Collected data:

────────────────────────────────────────

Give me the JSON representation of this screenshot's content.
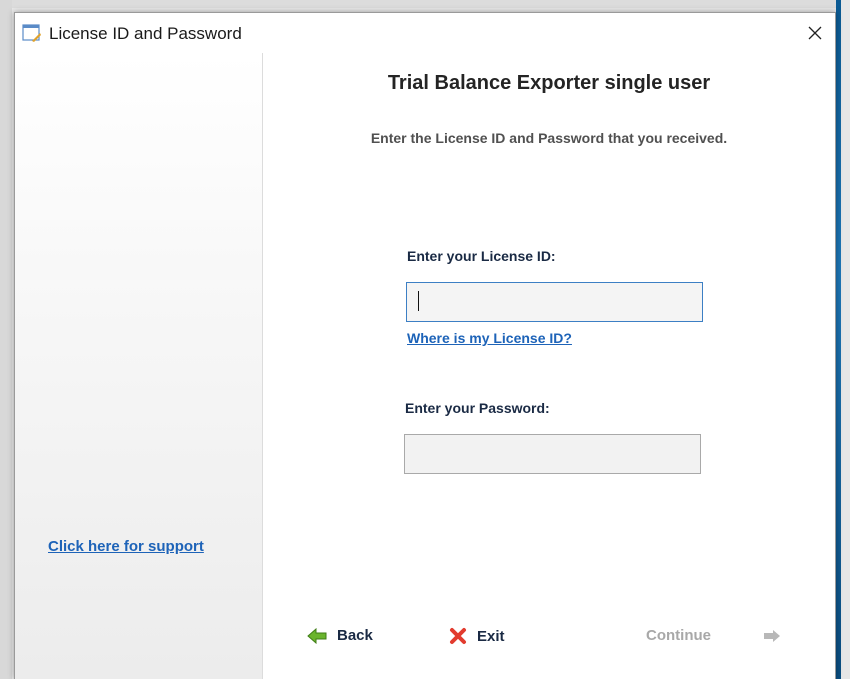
{
  "window": {
    "title": "License ID and Password"
  },
  "sidebar": {
    "support_link": "Click here for support"
  },
  "main": {
    "heading": "Trial Balance Exporter single user",
    "subheading": "Enter the License ID and Password that you received.",
    "license": {
      "label": "Enter your License ID:",
      "value": "",
      "help_link": "Where is my License ID?"
    },
    "password": {
      "label": "Enter your Password:",
      "value": ""
    }
  },
  "nav": {
    "back_label": "Back",
    "exit_label": "Exit",
    "continue_label": "Continue",
    "continue_enabled": false
  },
  "colors": {
    "link": "#1d63b8",
    "back_arrow": "#6ab42d",
    "exit_x": "#e23b2e",
    "disabled": "#a8a8a8"
  },
  "icons": [
    "app-window-icon",
    "close-icon",
    "back-arrow-icon",
    "exit-x-icon",
    "continue-arrow-icon"
  ]
}
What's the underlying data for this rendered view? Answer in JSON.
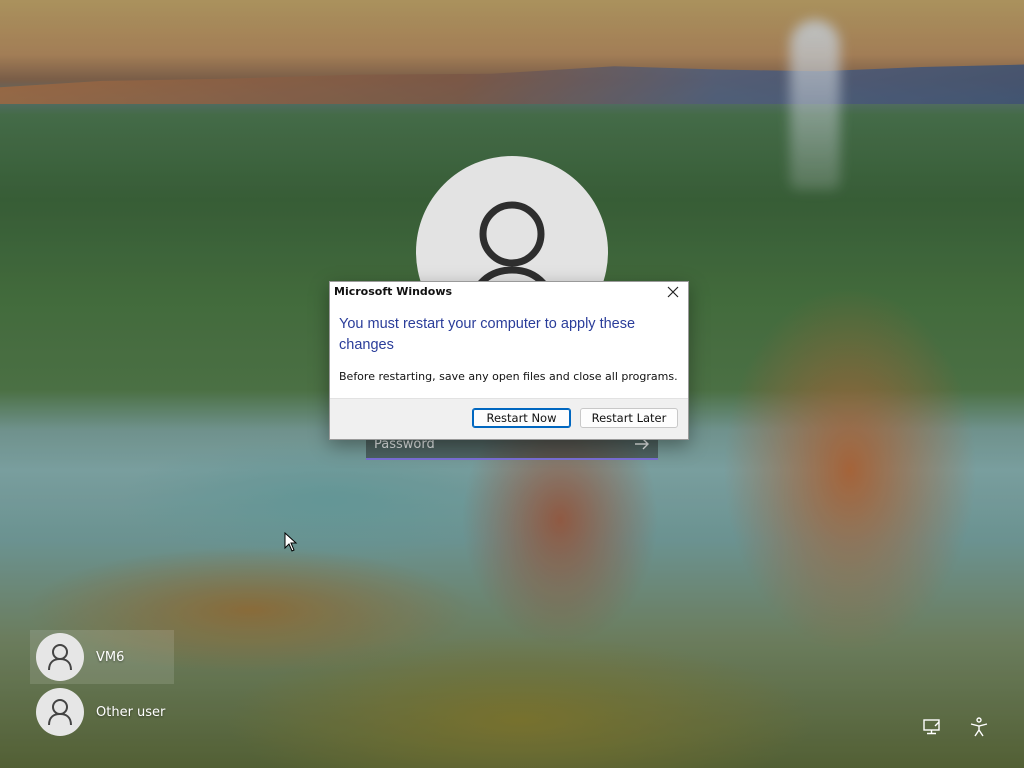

────────────────────────────────────────

Transcribe the entries above verbatim, omitting their pictures.

Give me the JSON representation of this screenshot's content.
{
  "window": {
    "title": "License ID and Password"
  },
  "sidebar": {
    "support_link": "Click here for support"
  },
  "main": {
    "heading": "Trial Balance Exporter single user",
    "subheading": "Enter the License ID and Password that you received.",
    "license": {
      "label": "Enter your License ID:",
      "value": "",
      "help_link": "Where is my License ID?"
    },
    "password": {
      "label": "Enter your Password:",
      "value": ""
    }
  },
  "nav": {
    "back_label": "Back",
    "exit_label": "Exit",
    "continue_label": "Continue",
    "continue_enabled": false
  },
  "colors": {
    "link": "#1d63b8",
    "back_arrow": "#6ab42d",
    "exit_x": "#e23b2e",
    "disabled": "#a8a8a8"
  },
  "icons": [
    "app-window-icon",
    "close-icon",
    "back-arrow-icon",
    "exit-x-icon",
    "continue-arrow-icon"
  ]
}
What's the underlying data for this rendered view? Answer in JSON.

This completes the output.